STATED TASK
From the listing below, pull out every line where the string "samping" appears.

RECORD SET
►

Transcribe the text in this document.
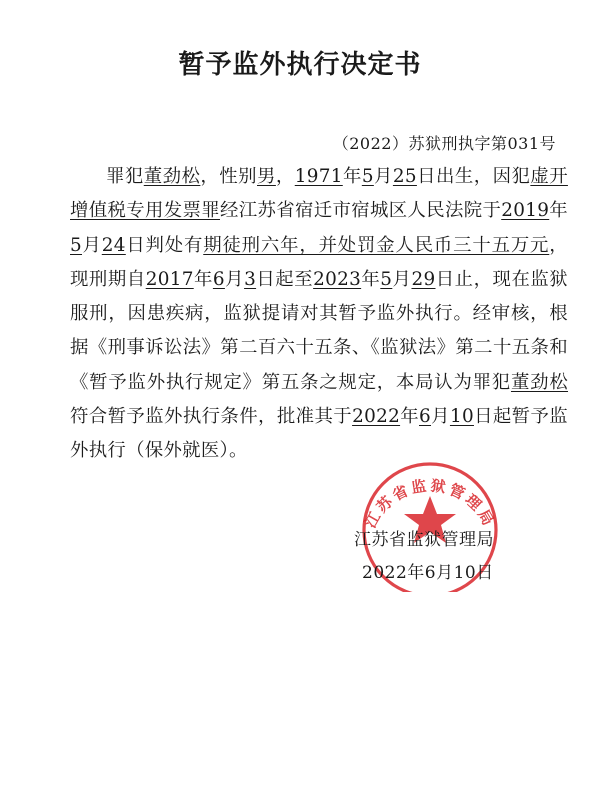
暂予监外执行决定书
（2022）苏狱刑执字第031号
罪犯董劲松，性别男，1971年5月25日出生，因犯虚开增值税专用发票罪经江苏省宿迁市宿城区人民法院于2019年5月24日判处有期徒刑六年，并处罚金人民币三十五万元，现刑期自2017年6月3日起至2023年5月29日止，现在监狱服刑，因患疾病，监狱提请对其暂予监外执行。经审核，根据《刑事诉讼法》第二百六十五条、《监狱法》第二十五条和《暂予监外执行规定》第五条之规定，本局认为罪犯董劲松符合暂予监外执行条件，批准其于2022年6月10日起暂予监外执行（保外就医）。
江苏省监狱管理局
江苏省监狱管理局
2022年6月10日
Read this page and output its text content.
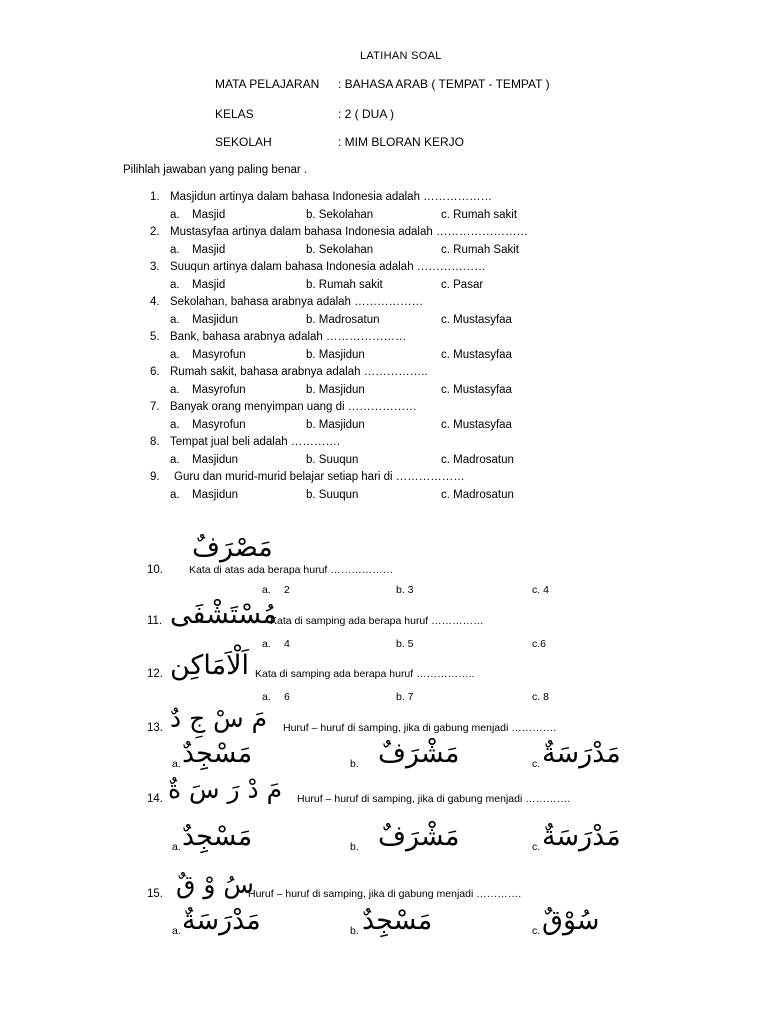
LATIHAN SOAL
MATA PELAJARAN : BAHASA ARAB ( TEMPAT - TEMPAT )
KELAS	: 2 ( DUA )
SEKOLAH	: MIM BLORAN KERJO
Pilihlah jawaban yang paling benar .
1. Masjidun artinya dalam bahasa Indonesia adalah ………………
a. Masjid	b. Sekolahan	c. Rumah sakit
2. Mustasyfaa artinya dalam bahasa Indonesia adalah ……………………
a. Masjid	b. Sekolahan	c. Rumah Sakit
3. Suuqun artinya dalam bahasa Indonesia adalah ………………
a. Masjid	b. Rumah sakit	c. Pasar
4. Sekolahan, bahasa arabnya adalah ………………
a. Masjidun	b. Madrosatun	c. Mustasyfaa
5. Bank, bahasa arabnya adalah …………………
a. Masyrofun	b. Masjidun	c. Mustasyfaa
6. Rumah sakit, bahasa arabnya adalah ……………..
a. Masyrofun	b. Masjidun	c. Mustasyfaa
7. Banyak orang menyimpan uang di ………………
a. Masyrofun	b. Masjidun	c. Mustasyfaa
8. Tempat jual beli adalah ………….
a. Masjidun	b. Suuqun	c. Madrosatun
9. Guru dan murid-murid belajar setiap hari di ………………
a. Masjidun	b. Suuqun	c. Madrosatun
مَصْرَفٌ
10. Kata di atas ada berapa huruf ………………
a. 2	b. 3	c. 4
11. مُسْتَشْفَى
Kata di samping ada berapa huruf ……………
a. 4	b. 5	c.6
12. اَلْاَمَاكِن Kata di samping ada berapa huruf ……………..
a. 6	b. 7	c. 8
13. مَ سْ جِ دٌ Huruf – huruf di samping, jika di gabung menjadi ………….
a. مَسْجِدٌ	b. مَشْرَفٌ	c. مَدْرَسَةٌ
14. مَ دْ رَ سَ ةٌ Huruf – huruf di samping, jika di gabung menjadi ………….
a. مَسْجِدٌ	b. مَشْرَفٌ	c. مَدْرَسَةٌ
15. سُ وْ قٌ
Huruf – huruf di samping, jika di gabung menjadi ………….
a. مَدْرَسَةٌ	b. مَسْجِدٌ	c. سُوْقٌ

◄

CORRECT RESULT
Kata di samping ada berapa huruf ……………
12. اَلْاَمَاكِن Kata di samping ada berapa huruf ……………..
13. مَ سْ جِ دٌ Huruf – huruf di samping, jika di gabung menjadi ………….
14. مَ دْ رَ سَ ةٌ Huruf – huruf di samping, jika di gabung menjadi ………….
Huruf – huruf di samping, jika di gabung menjadi ………….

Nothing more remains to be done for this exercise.